* What you will do *
The reply should hold every line of the listing exactly, and none of its images.
Data to process START
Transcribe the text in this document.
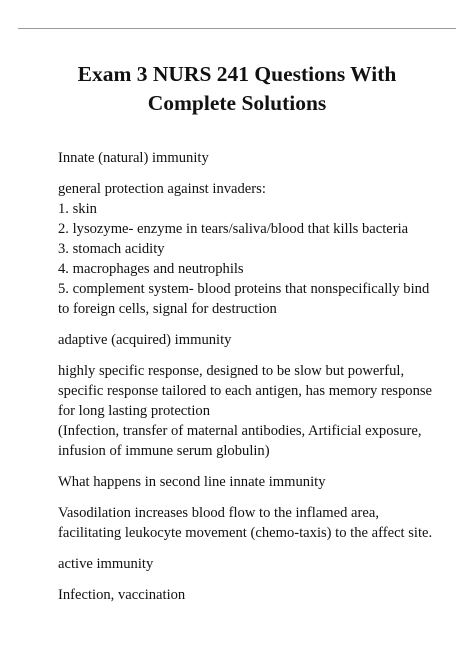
Exam 3 NURS 241 Questions With
Complete Solutions
Innate (natural) immunity
general protection against invaders:
1. skin
2. lysozyme- enzyme in tears/saliva/blood that kills bacteria
3. stomach acidity
4. macrophages and neutrophils
5. complement system- blood proteins that nonspecifically bind
to foreign cells, signal for destruction
adaptive (acquired) immunity
highly specific response, designed to be slow but powerful,
specific response tailored to each antigen, has memory response
for long lasting protection
(Infection, transfer of maternal antibodies, Artificial exposure,
infusion of immune serum globulin)
What happens in second line innate immunity
Vasodilation increases blood flow to the inflamed area,
facilitating leukocyte movement (chemo-taxis) to the affect site.
active immunity
Infection, vaccination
Data to process END
* Answer to the problem *
Transcribe the text in this document.
Exam 3 NURS 241 Questions With
Complete Solutions
Innate (natural) immunity
general protection against invaders:
1. skin
2. lysozyme- enzyme in tears/saliva/blood that kills bacteria
3. stomach acidity
4. macrophages and neutrophils
5. complement system- blood proteins that nonspecifically bind
to foreign cells, signal for destruction
adaptive (acquired) immunity
highly specific response, designed to be slow but powerful,
specific response tailored to each antigen, has memory response
for long lasting protection
(Infection, transfer of maternal antibodies, Artificial exposure,
infusion of immune serum globulin)
What happens in second line innate immunity
Vasodilation increases blood flow to the inflamed area,
facilitating leukocyte movement (chemo-taxis) to the affect site.
active immunity
Infection, vaccination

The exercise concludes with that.